#### Your instructions
Read the lines that follow and pick out every one containing the word "type".
──────
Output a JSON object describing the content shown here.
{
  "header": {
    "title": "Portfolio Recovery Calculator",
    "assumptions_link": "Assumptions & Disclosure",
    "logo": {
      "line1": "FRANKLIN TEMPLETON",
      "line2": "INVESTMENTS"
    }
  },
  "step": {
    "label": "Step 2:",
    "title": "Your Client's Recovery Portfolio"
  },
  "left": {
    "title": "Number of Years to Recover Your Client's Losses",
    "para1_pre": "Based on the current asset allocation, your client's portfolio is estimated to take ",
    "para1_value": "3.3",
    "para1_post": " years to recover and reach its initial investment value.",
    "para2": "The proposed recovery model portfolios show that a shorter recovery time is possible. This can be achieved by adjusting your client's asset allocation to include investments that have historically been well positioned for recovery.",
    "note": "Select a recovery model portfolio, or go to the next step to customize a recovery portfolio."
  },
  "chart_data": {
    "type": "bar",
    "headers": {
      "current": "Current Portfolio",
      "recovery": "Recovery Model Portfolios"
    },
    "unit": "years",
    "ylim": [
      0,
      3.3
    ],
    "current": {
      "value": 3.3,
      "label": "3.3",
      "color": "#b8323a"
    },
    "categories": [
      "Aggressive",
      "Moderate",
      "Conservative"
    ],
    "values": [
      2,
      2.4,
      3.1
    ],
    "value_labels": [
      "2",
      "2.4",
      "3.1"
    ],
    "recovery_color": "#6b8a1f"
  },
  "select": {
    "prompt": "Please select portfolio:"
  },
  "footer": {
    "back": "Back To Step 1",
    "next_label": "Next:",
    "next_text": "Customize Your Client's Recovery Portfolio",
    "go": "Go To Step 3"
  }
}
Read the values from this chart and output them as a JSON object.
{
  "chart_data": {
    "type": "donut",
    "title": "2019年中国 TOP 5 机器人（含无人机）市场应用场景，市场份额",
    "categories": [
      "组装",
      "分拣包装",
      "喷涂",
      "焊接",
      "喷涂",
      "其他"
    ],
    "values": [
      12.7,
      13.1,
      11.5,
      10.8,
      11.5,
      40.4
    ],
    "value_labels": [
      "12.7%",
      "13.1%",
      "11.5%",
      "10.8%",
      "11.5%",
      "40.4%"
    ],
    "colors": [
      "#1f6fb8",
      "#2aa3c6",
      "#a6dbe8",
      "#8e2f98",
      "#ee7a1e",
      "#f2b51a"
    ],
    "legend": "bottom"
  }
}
──────
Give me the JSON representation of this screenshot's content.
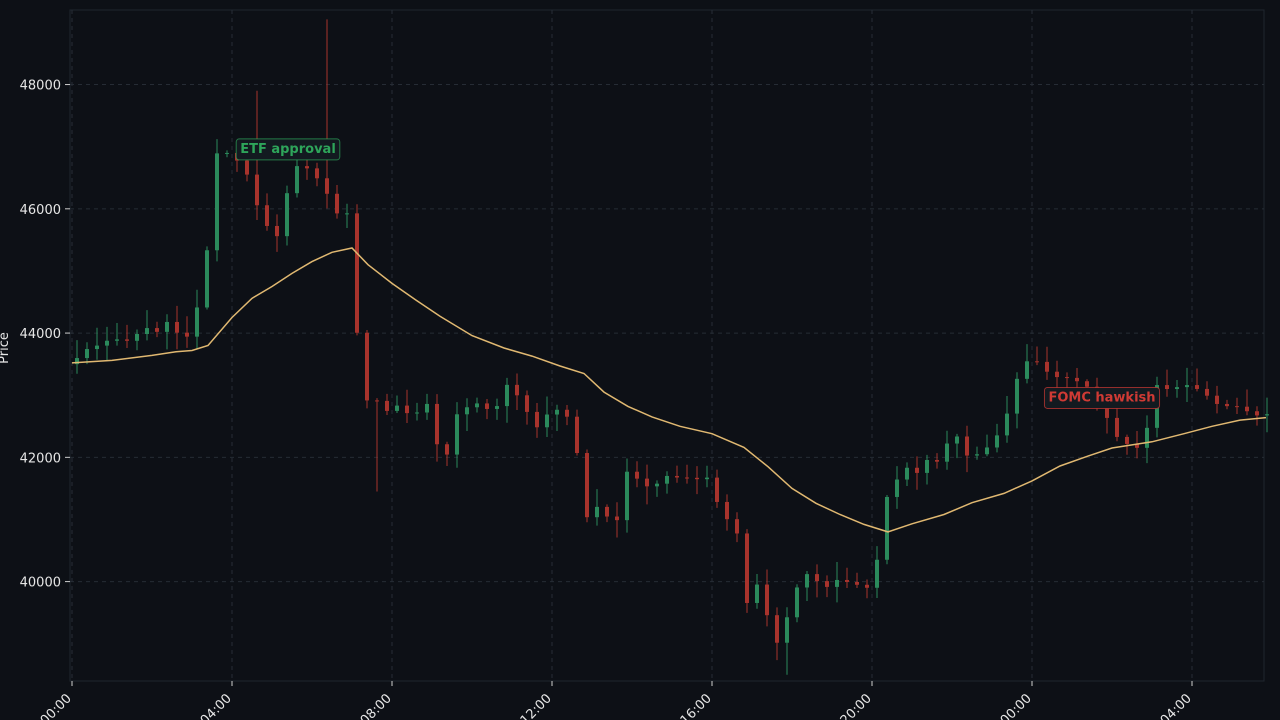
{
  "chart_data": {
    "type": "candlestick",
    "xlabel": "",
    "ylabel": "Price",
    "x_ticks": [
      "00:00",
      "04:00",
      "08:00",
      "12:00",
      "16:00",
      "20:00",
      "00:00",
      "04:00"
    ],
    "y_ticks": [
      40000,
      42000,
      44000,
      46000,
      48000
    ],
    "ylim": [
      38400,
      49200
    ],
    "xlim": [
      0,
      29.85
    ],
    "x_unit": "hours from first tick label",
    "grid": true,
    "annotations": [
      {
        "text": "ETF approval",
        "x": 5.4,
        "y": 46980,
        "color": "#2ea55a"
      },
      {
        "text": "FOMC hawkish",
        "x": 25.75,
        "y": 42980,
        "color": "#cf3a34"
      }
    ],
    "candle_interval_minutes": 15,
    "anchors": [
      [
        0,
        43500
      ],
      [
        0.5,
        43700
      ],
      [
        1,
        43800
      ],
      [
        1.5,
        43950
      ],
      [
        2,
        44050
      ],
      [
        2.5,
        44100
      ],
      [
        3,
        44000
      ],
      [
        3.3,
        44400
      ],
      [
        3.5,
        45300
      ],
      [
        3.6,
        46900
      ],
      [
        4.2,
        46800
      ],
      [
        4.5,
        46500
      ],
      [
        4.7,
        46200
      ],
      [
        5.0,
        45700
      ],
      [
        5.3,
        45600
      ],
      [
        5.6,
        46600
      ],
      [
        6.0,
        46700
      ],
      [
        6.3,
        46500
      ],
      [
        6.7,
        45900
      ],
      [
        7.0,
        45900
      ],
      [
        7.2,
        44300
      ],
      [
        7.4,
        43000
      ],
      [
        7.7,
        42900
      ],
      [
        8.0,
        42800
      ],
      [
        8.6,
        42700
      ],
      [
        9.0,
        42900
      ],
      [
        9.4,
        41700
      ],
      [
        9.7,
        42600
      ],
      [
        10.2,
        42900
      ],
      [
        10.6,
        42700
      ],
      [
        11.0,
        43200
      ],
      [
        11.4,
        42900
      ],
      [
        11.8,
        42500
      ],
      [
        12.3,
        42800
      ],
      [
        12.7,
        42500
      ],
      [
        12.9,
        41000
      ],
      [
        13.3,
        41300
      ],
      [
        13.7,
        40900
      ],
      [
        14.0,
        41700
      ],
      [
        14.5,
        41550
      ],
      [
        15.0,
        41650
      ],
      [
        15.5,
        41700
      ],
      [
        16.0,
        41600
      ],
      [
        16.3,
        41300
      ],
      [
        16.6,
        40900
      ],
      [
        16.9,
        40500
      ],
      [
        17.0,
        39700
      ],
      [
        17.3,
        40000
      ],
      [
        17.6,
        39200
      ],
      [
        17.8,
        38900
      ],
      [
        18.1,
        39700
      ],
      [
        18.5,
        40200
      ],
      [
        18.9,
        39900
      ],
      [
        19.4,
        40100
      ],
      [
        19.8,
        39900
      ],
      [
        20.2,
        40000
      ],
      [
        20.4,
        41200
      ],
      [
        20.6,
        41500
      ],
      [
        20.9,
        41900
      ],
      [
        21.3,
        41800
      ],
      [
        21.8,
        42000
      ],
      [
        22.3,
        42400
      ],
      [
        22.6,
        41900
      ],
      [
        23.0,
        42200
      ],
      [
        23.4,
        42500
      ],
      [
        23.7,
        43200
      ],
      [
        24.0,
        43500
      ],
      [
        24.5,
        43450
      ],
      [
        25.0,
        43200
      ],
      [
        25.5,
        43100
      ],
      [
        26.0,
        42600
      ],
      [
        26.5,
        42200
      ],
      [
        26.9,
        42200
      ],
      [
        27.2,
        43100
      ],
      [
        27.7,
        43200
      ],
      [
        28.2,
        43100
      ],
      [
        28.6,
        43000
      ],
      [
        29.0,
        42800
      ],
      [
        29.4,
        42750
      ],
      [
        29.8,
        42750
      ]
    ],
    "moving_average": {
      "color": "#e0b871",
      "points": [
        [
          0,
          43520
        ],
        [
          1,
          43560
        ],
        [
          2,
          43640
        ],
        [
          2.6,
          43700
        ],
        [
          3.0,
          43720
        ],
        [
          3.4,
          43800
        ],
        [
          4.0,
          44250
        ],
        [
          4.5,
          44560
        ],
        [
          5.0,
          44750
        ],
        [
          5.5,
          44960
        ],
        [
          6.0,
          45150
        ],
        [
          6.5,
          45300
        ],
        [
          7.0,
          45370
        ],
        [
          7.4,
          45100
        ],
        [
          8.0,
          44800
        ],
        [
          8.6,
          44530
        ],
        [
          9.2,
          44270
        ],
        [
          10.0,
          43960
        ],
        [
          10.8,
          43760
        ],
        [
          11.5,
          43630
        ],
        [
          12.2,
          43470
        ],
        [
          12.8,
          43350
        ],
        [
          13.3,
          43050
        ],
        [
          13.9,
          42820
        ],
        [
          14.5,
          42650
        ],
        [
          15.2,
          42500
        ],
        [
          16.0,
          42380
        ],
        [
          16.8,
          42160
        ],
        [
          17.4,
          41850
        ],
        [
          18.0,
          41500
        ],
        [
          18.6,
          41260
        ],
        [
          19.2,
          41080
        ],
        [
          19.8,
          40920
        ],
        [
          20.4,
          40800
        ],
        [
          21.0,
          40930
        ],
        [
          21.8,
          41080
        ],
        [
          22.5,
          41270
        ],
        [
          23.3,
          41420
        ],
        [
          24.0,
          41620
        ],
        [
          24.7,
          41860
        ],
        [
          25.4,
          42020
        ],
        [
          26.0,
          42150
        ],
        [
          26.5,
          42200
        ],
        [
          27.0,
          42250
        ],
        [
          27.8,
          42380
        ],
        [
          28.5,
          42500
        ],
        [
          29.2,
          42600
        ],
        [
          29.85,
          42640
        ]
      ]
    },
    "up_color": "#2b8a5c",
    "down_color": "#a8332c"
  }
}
──────
#### Output of the task
    "type": "bar",
    "type": "donut",
    "type": "candlestick",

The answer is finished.